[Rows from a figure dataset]
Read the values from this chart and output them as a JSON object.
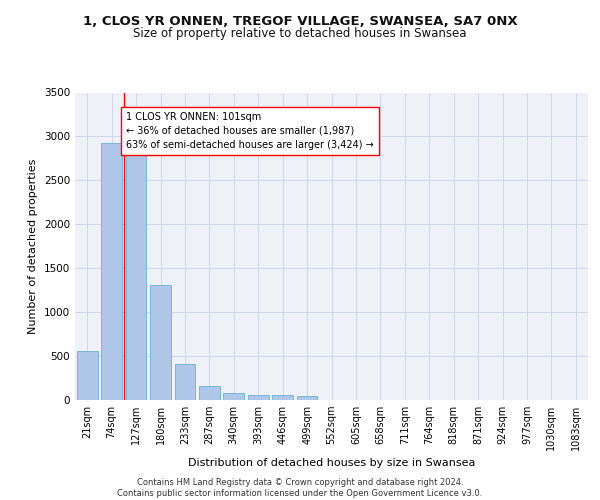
{
  "title1": "1, CLOS YR ONNEN, TREGOF VILLAGE, SWANSEA, SA7 0NX",
  "title2": "Size of property relative to detached houses in Swansea",
  "xlabel": "Distribution of detached houses by size in Swansea",
  "ylabel": "Number of detached properties",
  "categories": [
    "21sqm",
    "74sqm",
    "127sqm",
    "180sqm",
    "233sqm",
    "287sqm",
    "340sqm",
    "393sqm",
    "446sqm",
    "499sqm",
    "552sqm",
    "605sqm",
    "658sqm",
    "711sqm",
    "764sqm",
    "818sqm",
    "871sqm",
    "924sqm",
    "977sqm",
    "1030sqm",
    "1083sqm"
  ],
  "values": [
    560,
    2920,
    2920,
    1310,
    410,
    155,
    80,
    60,
    55,
    40,
    0,
    0,
    0,
    0,
    0,
    0,
    0,
    0,
    0,
    0,
    0
  ],
  "bar_color": "#aec6e8",
  "bar_edge_color": "#6baed6",
  "grid_color": "#d0d8e8",
  "bg_color": "#eef2f8",
  "annotation_text": "1 CLOS YR ONNEN: 101sqm\n← 36% of detached houses are smaller (1,987)\n63% of semi-detached houses are larger (3,424) →",
  "vline_x": 1.5,
  "ylim": [
    0,
    3500
  ],
  "yticks": [
    0,
    500,
    1000,
    1500,
    2000,
    2500,
    3000,
    3500
  ],
  "footer": "Contains HM Land Registry data © Crown copyright and database right 2024.\nContains public sector information licensed under the Open Government Licence v3.0.",
  "title_fontsize": 9.5,
  "subtitle_fontsize": 8.5,
  "tick_fontsize": 7,
  "ylabel_fontsize": 8,
  "xlabel_fontsize": 8,
  "annotation_fontsize": 7,
  "footer_fontsize": 6
}
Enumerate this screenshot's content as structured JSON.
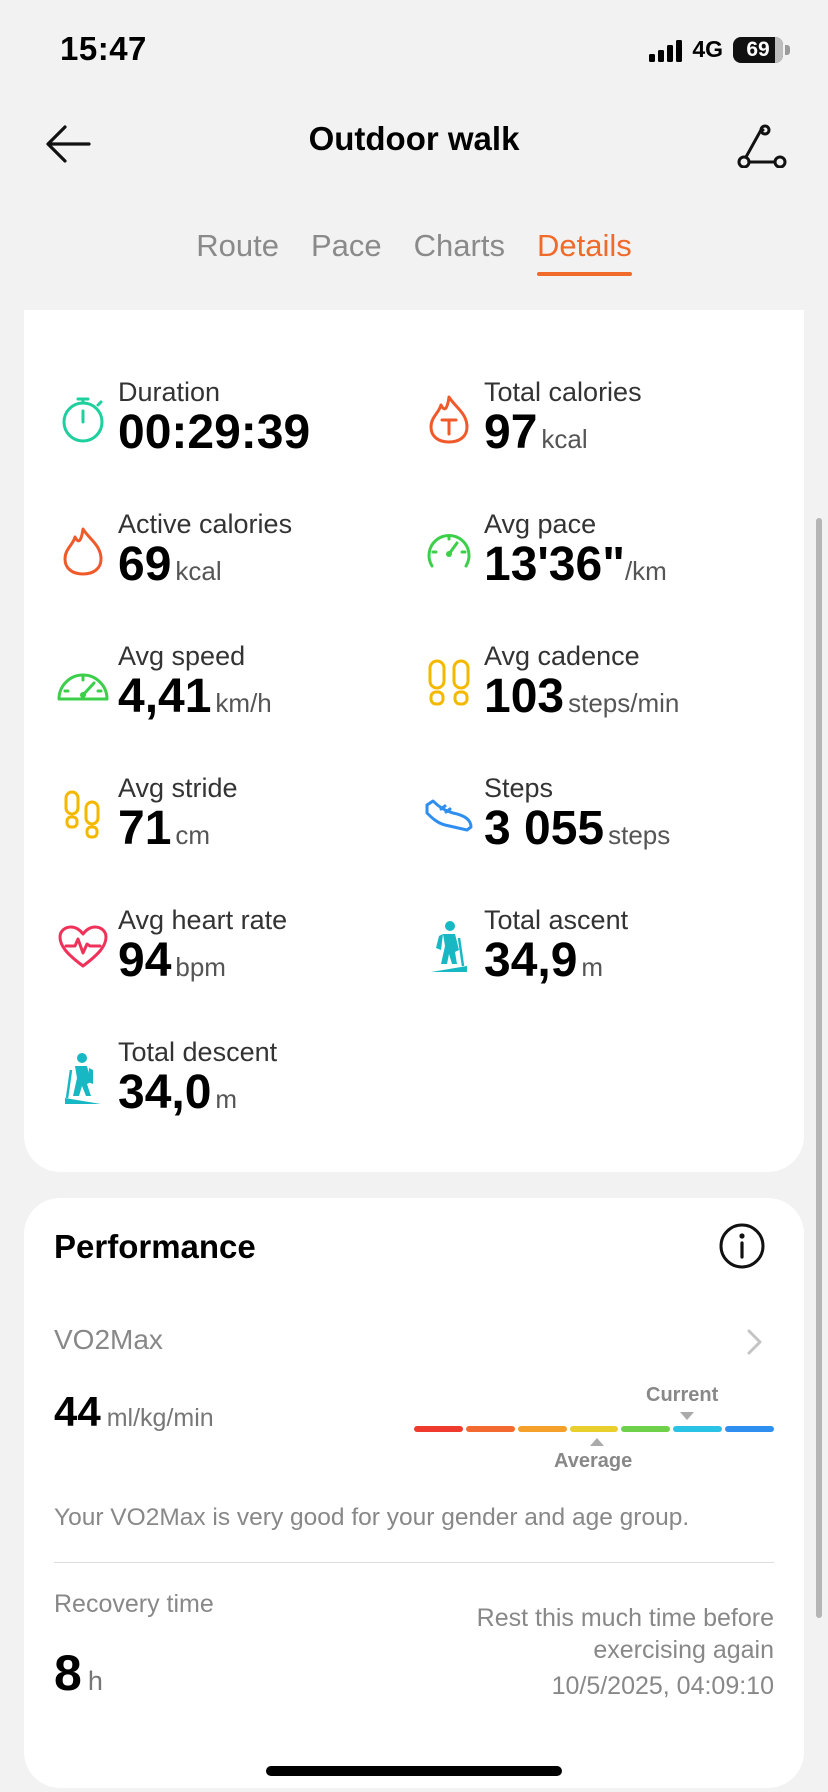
{
  "status_bar": {
    "time": "15:47",
    "network": "4G",
    "battery": "69"
  },
  "header": {
    "title": "Outdoor walk"
  },
  "tabs": [
    {
      "label": "Route",
      "active": false
    },
    {
      "label": "Pace",
      "active": false
    },
    {
      "label": "Charts",
      "active": false
    },
    {
      "label": "Details",
      "active": true
    }
  ],
  "details": {
    "duration": {
      "label": "Duration",
      "value": "00:29:39",
      "unit": "",
      "icon": "stopwatch-icon"
    },
    "total_calories": {
      "label": "Total calories",
      "value": "97",
      "unit": "kcal",
      "icon": "total-calories-icon"
    },
    "active_calories": {
      "label": "Active calories",
      "value": "69",
      "unit": "kcal",
      "icon": "flame-icon"
    },
    "avg_pace": {
      "label": "Avg pace",
      "value": "13'36\"",
      "unit": "/km",
      "icon": "pace-gauge-icon"
    },
    "avg_speed": {
      "label": "Avg speed",
      "value": "4,41",
      "unit": "km/h",
      "icon": "speedometer-icon"
    },
    "avg_cadence": {
      "label": "Avg cadence",
      "value": "103",
      "unit": "steps/min",
      "icon": "footprints-icon"
    },
    "avg_stride": {
      "label": "Avg stride",
      "value": "71",
      "unit": "cm",
      "icon": "stride-footprints-icon"
    },
    "steps": {
      "label": "Steps",
      "value": "3 055",
      "unit": "steps",
      "icon": "shoe-icon"
    },
    "avg_heart_rate": {
      "label": "Avg heart rate",
      "value": "94",
      "unit": "bpm",
      "icon": "heart-rate-icon"
    },
    "total_ascent": {
      "label": "Total ascent",
      "value": "34,9",
      "unit": "m",
      "icon": "hiker-ascent-icon"
    },
    "total_descent": {
      "label": "Total descent",
      "value": "34,0",
      "unit": "m",
      "icon": "hiker-descent-icon"
    }
  },
  "performance": {
    "title": "Performance",
    "vo2max": {
      "label": "VO2Max",
      "value": "44",
      "unit": "ml/kg/min",
      "current_label": "Current",
      "average_label": "Average",
      "scale_colors": [
        "#ef3b2d",
        "#f36a30",
        "#f5a02a",
        "#e8cf2e",
        "#6fd14a",
        "#2ac3e6",
        "#2e8ff0"
      ],
      "description": "Your VO2Max is very good for your gender and age group."
    },
    "recovery": {
      "label": "Recovery time",
      "value": "8",
      "unit": "h",
      "note": "Rest this much time before exercising again",
      "date": "10/5/2025, 04:09:10"
    }
  },
  "colors": {
    "accent": "#f06a2a"
  }
}
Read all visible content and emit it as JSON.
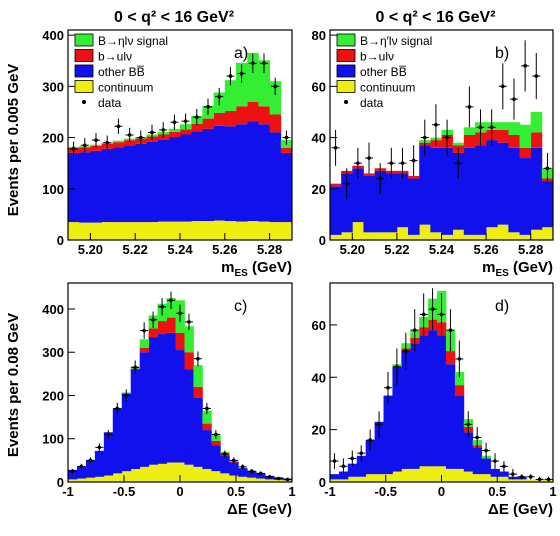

Given request: Reproduce each record above by retyping it exactly; omit all images.

Solution:
Read the values from this chart and output them as a JSON object.
{
  "title1": "1, CLOS YR ONNEN, TREGOF VILLAGE, SWANSEA, SA7 0NX",
  "title2": "Size of property relative to detached houses in Swansea",
  "xlabel": "Distribution of detached houses by size in Swansea",
  "ylabel": "Number of detached properties",
  "categories": [
    "21sqm",
    "74sqm",
    "127sqm",
    "180sqm",
    "233sqm",
    "287sqm",
    "340sqm",
    "393sqm",
    "446sqm",
    "499sqm",
    "552sqm",
    "605sqm",
    "658sqm",
    "711sqm",
    "764sqm",
    "818sqm",
    "871sqm",
    "924sqm",
    "977sqm",
    "1030sqm",
    "1083sqm"
  ],
  "values": [
    560,
    2920,
    2920,
    1310,
    410,
    155,
    80,
    60,
    55,
    40,
    0,
    0,
    0,
    0,
    0,
    0,
    0,
    0,
    0,
    0,
    0
  ],
  "bar_color": "#aec6e8",
  "bar_edge_color": "#6baed6",
  "grid_color": "#d0d8e8",
  "bg_color": "#eef2f8",
  "annotation_text": "1 CLOS YR ONNEN: 101sqm\n← 36% of detached houses are smaller (1,987)\n63% of semi-detached houses are larger (3,424) →",
  "vline_x": 1.5,
  "ylim": [
    0,
    3500
  ],
  "yticks": [
    0,
    500,
    1000,
    1500,
    2000,
    2500,
    3000,
    3500
  ],
  "footer": "Contains HM Land Registry data © Crown copyright and database right 2024.\nContains public sector information licensed under the Open Government Licence v3.0.",
  "title_fontsize": 9.5,
  "subtitle_fontsize": 8.5,
  "tick_fontsize": 7,
  "ylabel_fontsize": 8,
  "xlabel_fontsize": 8,
  "annotation_fontsize": 7,
  "footer_fontsize": 6
}
Enumerate this screenshot's content as structured JSON.
{
  "status_bar": {
    "time": "15:47",
    "network": "4G",
    "battery": "69"
  },
  "header": {
    "title": "Outdoor walk"
  },
  "tabs": [
    {
      "label": "Route",
      "active": false
    },
    {
      "label": "Pace",
      "active": false
    },
    {
      "label": "Charts",
      "active": false
    },
    {
      "label": "Details",
      "active": true
    }
  ],
  "details": {
    "duration": {
      "label": "Duration",
      "value": "00:29:39",
      "unit": "",
      "icon": "stopwatch-icon"
    },
    "total_calories": {
      "label": "Total calories",
      "value": "97",
      "unit": "kcal",
      "icon": "total-calories-icon"
    },
    "active_calories": {
      "label": "Active calories",
      "value": "69",
      "unit": "kcal",
      "icon": "flame-icon"
    },
    "avg_pace": {
      "label": "Avg pace",
      "value": "13'36\"",
      "unit": "/km",
      "icon": "pace-gauge-icon"
    },
    "avg_speed": {
      "label": "Avg speed",
      "value": "4,41",
      "unit": "km/h",
      "icon": "speedometer-icon"
    },
    "avg_cadence": {
      "label": "Avg cadence",
      "value": "103",
      "unit": "steps/min",
      "icon": "footprints-icon"
    },
    "avg_stride": {
      "label": "Avg stride",
      "value": "71",
      "unit": "cm",
      "icon": "stride-footprints-icon"
    },
    "steps": {
      "label": "Steps",
      "value": "3 055",
      "unit": "steps",
      "icon": "shoe-icon"
    },
    "avg_heart_rate": {
      "label": "Avg heart rate",
      "value": "94",
      "unit": "bpm",
      "icon": "heart-rate-icon"
    },
    "total_ascent": {
      "label": "Total ascent",
      "value": "34,9",
      "unit": "m",
      "icon": "hiker-ascent-icon"
    },
    "total_descent": {
      "label": "Total descent",
      "value": "34,0",
      "unit": "m",
      "icon": "hiker-descent-icon"
    }
  },
  "performance": {
    "title": "Performance",
    "vo2max": {
      "label": "VO2Max",
      "value": "44",
      "unit": "ml/kg/min",
      "current_label": "Current",
      "average_label": "Average",
      "scale_colors": [
        "#ef3b2d",
        "#f36a30",
        "#f5a02a",
        "#e8cf2e",
        "#6fd14a",
        "#2ac3e6",
        "#2e8ff0"
      ],
      "description": "Your VO2Max is very good for your gender and age group."
    },
    "recovery": {
      "label": "Recovery time",
      "value": "8",
      "unit": "h",
      "note": "Rest this much time before exercising again",
      "date": "10/5/2025, 04:09:10"
    }
  },
  "colors": {
    "accent": "#f06a2a"
  }
}
Read all visible content and emit it as JSON.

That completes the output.